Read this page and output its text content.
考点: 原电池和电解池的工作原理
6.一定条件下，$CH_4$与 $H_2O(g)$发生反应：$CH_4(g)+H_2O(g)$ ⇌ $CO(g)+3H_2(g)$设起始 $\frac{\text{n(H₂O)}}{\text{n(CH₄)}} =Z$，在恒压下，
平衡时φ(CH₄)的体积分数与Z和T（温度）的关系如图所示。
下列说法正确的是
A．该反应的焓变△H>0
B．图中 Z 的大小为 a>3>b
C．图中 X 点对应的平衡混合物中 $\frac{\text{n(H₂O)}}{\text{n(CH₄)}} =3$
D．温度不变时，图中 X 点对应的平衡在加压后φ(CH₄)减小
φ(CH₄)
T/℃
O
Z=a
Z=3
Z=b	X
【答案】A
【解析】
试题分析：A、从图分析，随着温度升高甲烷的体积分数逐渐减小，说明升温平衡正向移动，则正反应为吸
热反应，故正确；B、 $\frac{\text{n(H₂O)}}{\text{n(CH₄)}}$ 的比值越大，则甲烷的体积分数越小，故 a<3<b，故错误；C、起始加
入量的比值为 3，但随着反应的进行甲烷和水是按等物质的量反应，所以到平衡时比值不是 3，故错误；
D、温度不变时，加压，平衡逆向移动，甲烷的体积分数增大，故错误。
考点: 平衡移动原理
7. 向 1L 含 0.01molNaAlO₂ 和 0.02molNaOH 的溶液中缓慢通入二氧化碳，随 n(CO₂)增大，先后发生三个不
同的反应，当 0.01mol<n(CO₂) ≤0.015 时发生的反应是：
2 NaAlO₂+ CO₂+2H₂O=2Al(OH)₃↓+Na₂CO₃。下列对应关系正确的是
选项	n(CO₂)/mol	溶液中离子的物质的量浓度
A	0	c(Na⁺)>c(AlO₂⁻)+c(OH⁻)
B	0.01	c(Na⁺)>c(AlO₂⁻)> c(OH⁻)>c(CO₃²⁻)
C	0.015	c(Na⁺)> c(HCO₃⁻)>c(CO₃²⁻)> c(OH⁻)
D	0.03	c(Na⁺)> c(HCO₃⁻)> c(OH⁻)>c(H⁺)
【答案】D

------------------------------------------------------------------------

What to do -
Collect each line holding the string "CO₃²".

Result -
B	0.01	c(Na⁺)>c(AlO₂⁻)> c(OH⁻)>c(CO₃²⁻)
C	0.015	c(Na⁺)> c(HCO₃⁻)>c(CO₃²⁻)> c(OH⁻)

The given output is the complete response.